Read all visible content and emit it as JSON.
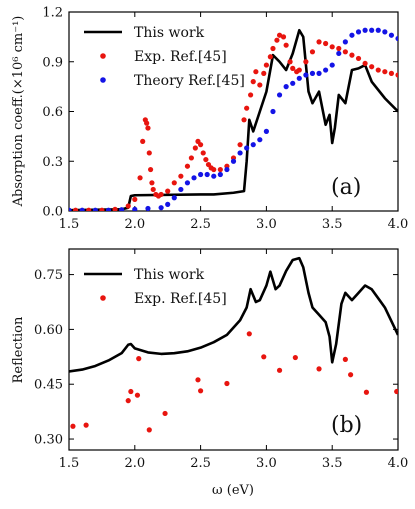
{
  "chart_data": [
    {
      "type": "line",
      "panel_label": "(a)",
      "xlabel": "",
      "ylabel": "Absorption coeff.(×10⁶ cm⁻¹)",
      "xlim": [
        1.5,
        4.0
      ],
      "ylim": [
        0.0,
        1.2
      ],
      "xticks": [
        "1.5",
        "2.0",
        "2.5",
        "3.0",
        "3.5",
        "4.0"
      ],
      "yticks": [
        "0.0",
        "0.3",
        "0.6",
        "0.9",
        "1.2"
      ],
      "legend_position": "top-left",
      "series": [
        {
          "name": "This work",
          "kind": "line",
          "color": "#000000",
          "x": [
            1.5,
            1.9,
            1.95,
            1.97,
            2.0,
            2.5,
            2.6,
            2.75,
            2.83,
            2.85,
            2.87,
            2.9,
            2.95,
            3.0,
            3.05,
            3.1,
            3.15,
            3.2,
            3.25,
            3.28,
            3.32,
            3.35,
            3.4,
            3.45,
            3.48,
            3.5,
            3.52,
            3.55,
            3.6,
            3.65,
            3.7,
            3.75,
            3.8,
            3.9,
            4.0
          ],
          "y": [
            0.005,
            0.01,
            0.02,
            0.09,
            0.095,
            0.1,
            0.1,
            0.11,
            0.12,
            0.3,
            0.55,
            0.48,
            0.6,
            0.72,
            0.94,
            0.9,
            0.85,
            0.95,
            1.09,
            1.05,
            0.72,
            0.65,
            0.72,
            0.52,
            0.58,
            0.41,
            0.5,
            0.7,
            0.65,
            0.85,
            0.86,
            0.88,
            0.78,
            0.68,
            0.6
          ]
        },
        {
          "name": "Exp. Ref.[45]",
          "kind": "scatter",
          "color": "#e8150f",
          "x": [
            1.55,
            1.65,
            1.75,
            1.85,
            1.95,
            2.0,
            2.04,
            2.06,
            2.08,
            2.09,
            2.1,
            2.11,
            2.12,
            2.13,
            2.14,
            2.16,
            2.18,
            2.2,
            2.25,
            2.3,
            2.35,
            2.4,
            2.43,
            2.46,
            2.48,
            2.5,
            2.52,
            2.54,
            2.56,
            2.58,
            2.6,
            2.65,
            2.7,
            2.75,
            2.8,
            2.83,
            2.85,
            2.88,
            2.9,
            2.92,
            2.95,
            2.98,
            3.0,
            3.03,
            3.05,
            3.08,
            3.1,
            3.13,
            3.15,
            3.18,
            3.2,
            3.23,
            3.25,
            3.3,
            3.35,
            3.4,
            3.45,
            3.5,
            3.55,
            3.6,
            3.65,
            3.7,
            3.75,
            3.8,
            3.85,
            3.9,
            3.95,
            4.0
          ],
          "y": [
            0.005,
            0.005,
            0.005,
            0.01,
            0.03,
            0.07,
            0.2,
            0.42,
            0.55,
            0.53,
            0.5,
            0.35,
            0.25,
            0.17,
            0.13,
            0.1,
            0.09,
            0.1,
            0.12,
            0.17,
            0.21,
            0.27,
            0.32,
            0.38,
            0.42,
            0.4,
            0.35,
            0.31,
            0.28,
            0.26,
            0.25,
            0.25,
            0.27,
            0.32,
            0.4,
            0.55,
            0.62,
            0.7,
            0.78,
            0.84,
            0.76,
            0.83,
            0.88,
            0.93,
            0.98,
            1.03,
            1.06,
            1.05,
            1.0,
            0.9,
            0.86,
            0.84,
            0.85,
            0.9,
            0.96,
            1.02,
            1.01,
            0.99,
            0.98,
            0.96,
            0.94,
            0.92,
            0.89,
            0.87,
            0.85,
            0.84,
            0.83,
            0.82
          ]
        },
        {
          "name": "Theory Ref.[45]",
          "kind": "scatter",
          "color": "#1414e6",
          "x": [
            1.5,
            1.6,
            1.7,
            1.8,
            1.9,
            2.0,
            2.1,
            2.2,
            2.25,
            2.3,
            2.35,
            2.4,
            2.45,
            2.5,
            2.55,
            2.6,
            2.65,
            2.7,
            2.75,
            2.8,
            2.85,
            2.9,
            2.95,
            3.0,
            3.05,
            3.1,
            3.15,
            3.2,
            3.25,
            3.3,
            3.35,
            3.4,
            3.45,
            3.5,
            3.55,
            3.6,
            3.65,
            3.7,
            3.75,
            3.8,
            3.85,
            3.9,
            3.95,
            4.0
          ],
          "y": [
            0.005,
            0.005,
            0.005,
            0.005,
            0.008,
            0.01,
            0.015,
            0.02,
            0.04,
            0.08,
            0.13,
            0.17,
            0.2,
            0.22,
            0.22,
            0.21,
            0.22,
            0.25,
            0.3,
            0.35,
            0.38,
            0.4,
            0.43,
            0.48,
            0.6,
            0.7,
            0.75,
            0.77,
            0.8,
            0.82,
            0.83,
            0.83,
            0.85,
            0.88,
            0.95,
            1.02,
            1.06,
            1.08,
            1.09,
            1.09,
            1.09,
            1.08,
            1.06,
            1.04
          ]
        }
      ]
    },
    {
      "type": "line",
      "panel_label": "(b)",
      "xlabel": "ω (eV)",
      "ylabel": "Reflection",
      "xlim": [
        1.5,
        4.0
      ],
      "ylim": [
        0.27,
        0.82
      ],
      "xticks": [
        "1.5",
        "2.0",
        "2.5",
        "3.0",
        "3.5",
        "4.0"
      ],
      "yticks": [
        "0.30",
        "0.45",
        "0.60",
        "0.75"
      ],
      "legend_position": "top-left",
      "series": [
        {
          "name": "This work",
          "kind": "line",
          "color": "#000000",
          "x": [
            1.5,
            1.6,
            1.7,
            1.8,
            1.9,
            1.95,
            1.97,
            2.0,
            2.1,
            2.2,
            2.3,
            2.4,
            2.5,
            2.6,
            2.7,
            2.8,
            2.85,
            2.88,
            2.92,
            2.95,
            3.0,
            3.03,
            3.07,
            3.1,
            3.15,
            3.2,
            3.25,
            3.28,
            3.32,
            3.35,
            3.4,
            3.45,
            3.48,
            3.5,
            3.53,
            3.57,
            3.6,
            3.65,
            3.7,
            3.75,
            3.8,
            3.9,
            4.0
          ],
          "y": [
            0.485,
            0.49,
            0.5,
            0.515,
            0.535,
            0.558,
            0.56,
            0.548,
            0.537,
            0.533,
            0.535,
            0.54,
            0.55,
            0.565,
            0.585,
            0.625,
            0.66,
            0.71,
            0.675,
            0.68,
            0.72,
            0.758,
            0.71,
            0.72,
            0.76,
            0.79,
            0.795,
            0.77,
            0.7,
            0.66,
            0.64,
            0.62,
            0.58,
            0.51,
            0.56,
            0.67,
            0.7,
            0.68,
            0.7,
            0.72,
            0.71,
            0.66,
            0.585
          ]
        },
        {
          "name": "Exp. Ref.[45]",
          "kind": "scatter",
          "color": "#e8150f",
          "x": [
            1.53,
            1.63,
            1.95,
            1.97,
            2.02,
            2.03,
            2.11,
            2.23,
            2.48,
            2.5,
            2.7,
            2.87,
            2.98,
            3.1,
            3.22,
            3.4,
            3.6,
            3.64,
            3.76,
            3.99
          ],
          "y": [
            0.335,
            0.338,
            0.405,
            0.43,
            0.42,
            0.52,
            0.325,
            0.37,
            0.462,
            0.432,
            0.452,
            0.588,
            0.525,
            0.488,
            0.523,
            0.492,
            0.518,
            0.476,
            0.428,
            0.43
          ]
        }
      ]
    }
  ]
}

▬▬▬

GIVEN PROBLEM: Each line above is to be copied verbatim. Drop any image from the copy.

SOLUTION BELOW:
Read all visible content and emit it as JSON.
{
  "chart_data": [
    {
      "type": "line",
      "panel_label": "(a)",
      "xlabel": "",
      "ylabel": "Absorption coeff.(×10⁶ cm⁻¹)",
      "xlim": [
        1.5,
        4.0
      ],
      "ylim": [
        0.0,
        1.2
      ],
      "xticks": [
        "1.5",
        "2.0",
        "2.5",
        "3.0",
        "3.5",
        "4.0"
      ],
      "yticks": [
        "0.0",
        "0.3",
        "0.6",
        "0.9",
        "1.2"
      ],
      "legend_position": "top-left",
      "series": [
        {
          "name": "This work",
          "kind": "line",
          "color": "#000000",
          "x": [
            1.5,
            1.9,
            1.95,
            1.97,
            2.0,
            2.5,
            2.6,
            2.75,
            2.83,
            2.85,
            2.87,
            2.9,
            2.95,
            3.0,
            3.05,
            3.1,
            3.15,
            3.2,
            3.25,
            3.28,
            3.32,
            3.35,
            3.4,
            3.45,
            3.48,
            3.5,
            3.52,
            3.55,
            3.6,
            3.65,
            3.7,
            3.75,
            3.8,
            3.9,
            4.0
          ],
          "y": [
            0.005,
            0.01,
            0.02,
            0.09,
            0.095,
            0.1,
            0.1,
            0.11,
            0.12,
            0.3,
            0.55,
            0.48,
            0.6,
            0.72,
            0.94,
            0.9,
            0.85,
            0.95,
            1.09,
            1.05,
            0.72,
            0.65,
            0.72,
            0.52,
            0.58,
            0.41,
            0.5,
            0.7,
            0.65,
            0.85,
            0.86,
            0.88,
            0.78,
            0.68,
            0.6
          ]
        },
        {
          "name": "Exp. Ref.[45]",
          "kind": "scatter",
          "color": "#e8150f",
          "x": [
            1.55,
            1.65,
            1.75,
            1.85,
            1.95,
            2.0,
            2.04,
            2.06,
            2.08,
            2.09,
            2.1,
            2.11,
            2.12,
            2.13,
            2.14,
            2.16,
            2.18,
            2.2,
            2.25,
            2.3,
            2.35,
            2.4,
            2.43,
            2.46,
            2.48,
            2.5,
            2.52,
            2.54,
            2.56,
            2.58,
            2.6,
            2.65,
            2.7,
            2.75,
            2.8,
            2.83,
            2.85,
            2.88,
            2.9,
            2.92,
            2.95,
            2.98,
            3.0,
            3.03,
            3.05,
            3.08,
            3.1,
            3.13,
            3.15,
            3.18,
            3.2,
            3.23,
            3.25,
            3.3,
            3.35,
            3.4,
            3.45,
            3.5,
            3.55,
            3.6,
            3.65,
            3.7,
            3.75,
            3.8,
            3.85,
            3.9,
            3.95,
            4.0
          ],
          "y": [
            0.005,
            0.005,
            0.005,
            0.01,
            0.03,
            0.07,
            0.2,
            0.42,
            0.55,
            0.53,
            0.5,
            0.35,
            0.25,
            0.17,
            0.13,
            0.1,
            0.09,
            0.1,
            0.12,
            0.17,
            0.21,
            0.27,
            0.32,
            0.38,
            0.42,
            0.4,
            0.35,
            0.31,
            0.28,
            0.26,
            0.25,
            0.25,
            0.27,
            0.32,
            0.4,
            0.55,
            0.62,
            0.7,
            0.78,
            0.84,
            0.76,
            0.83,
            0.88,
            0.93,
            0.98,
            1.03,
            1.06,
            1.05,
            1.0,
            0.9,
            0.86,
            0.84,
            0.85,
            0.9,
            0.96,
            1.02,
            1.01,
            0.99,
            0.98,
            0.96,
            0.94,
            0.92,
            0.89,
            0.87,
            0.85,
            0.84,
            0.83,
            0.82
          ]
        },
        {
          "name": "Theory Ref.[45]",
          "kind": "scatter",
          "color": "#1414e6",
          "x": [
            1.5,
            1.6,
            1.7,
            1.8,
            1.9,
            2.0,
            2.1,
            2.2,
            2.25,
            2.3,
            2.35,
            2.4,
            2.45,
            2.5,
            2.55,
            2.6,
            2.65,
            2.7,
            2.75,
            2.8,
            2.85,
            2.9,
            2.95,
            3.0,
            3.05,
            3.1,
            3.15,
            3.2,
            3.25,
            3.3,
            3.35,
            3.4,
            3.45,
            3.5,
            3.55,
            3.6,
            3.65,
            3.7,
            3.75,
            3.8,
            3.85,
            3.9,
            3.95,
            4.0
          ],
          "y": [
            0.005,
            0.005,
            0.005,
            0.005,
            0.008,
            0.01,
            0.015,
            0.02,
            0.04,
            0.08,
            0.13,
            0.17,
            0.2,
            0.22,
            0.22,
            0.21,
            0.22,
            0.25,
            0.3,
            0.35,
            0.38,
            0.4,
            0.43,
            0.48,
            0.6,
            0.7,
            0.75,
            0.77,
            0.8,
            0.82,
            0.83,
            0.83,
            0.85,
            0.88,
            0.95,
            1.02,
            1.06,
            1.08,
            1.09,
            1.09,
            1.09,
            1.08,
            1.06,
            1.04
          ]
        }
      ]
    },
    {
      "type": "line",
      "panel_label": "(b)",
      "xlabel": "ω (eV)",
      "ylabel": "Reflection",
      "xlim": [
        1.5,
        4.0
      ],
      "ylim": [
        0.27,
        0.82
      ],
      "xticks": [
        "1.5",
        "2.0",
        "2.5",
        "3.0",
        "3.5",
        "4.0"
      ],
      "yticks": [
        "0.30",
        "0.45",
        "0.60",
        "0.75"
      ],
      "legend_position": "top-left",
      "series": [
        {
          "name": "This work",
          "kind": "line",
          "color": "#000000",
          "x": [
            1.5,
            1.6,
            1.7,
            1.8,
            1.9,
            1.95,
            1.97,
            2.0,
            2.1,
            2.2,
            2.3,
            2.4,
            2.5,
            2.6,
            2.7,
            2.8,
            2.85,
            2.88,
            2.92,
            2.95,
            3.0,
            3.03,
            3.07,
            3.1,
            3.15,
            3.2,
            3.25,
            3.28,
            3.32,
            3.35,
            3.4,
            3.45,
            3.48,
            3.5,
            3.53,
            3.57,
            3.6,
            3.65,
            3.7,
            3.75,
            3.8,
            3.9,
            4.0
          ],
          "y": [
            0.485,
            0.49,
            0.5,
            0.515,
            0.535,
            0.558,
            0.56,
            0.548,
            0.537,
            0.533,
            0.535,
            0.54,
            0.55,
            0.565,
            0.585,
            0.625,
            0.66,
            0.71,
            0.675,
            0.68,
            0.72,
            0.758,
            0.71,
            0.72,
            0.76,
            0.79,
            0.795,
            0.77,
            0.7,
            0.66,
            0.64,
            0.62,
            0.58,
            0.51,
            0.56,
            0.67,
            0.7,
            0.68,
            0.7,
            0.72,
            0.71,
            0.66,
            0.585
          ]
        },
        {
          "name": "Exp. Ref.[45]",
          "kind": "scatter",
          "color": "#e8150f",
          "x": [
            1.53,
            1.63,
            1.95,
            1.97,
            2.02,
            2.03,
            2.11,
            2.23,
            2.48,
            2.5,
            2.7,
            2.87,
            2.98,
            3.1,
            3.22,
            3.4,
            3.6,
            3.64,
            3.76,
            3.99
          ],
          "y": [
            0.335,
            0.338,
            0.405,
            0.43,
            0.42,
            0.52,
            0.325,
            0.37,
            0.462,
            0.432,
            0.452,
            0.588,
            0.525,
            0.488,
            0.523,
            0.492,
            0.518,
            0.476,
            0.428,
            0.43
          ]
        }
      ]
    }
  ]
}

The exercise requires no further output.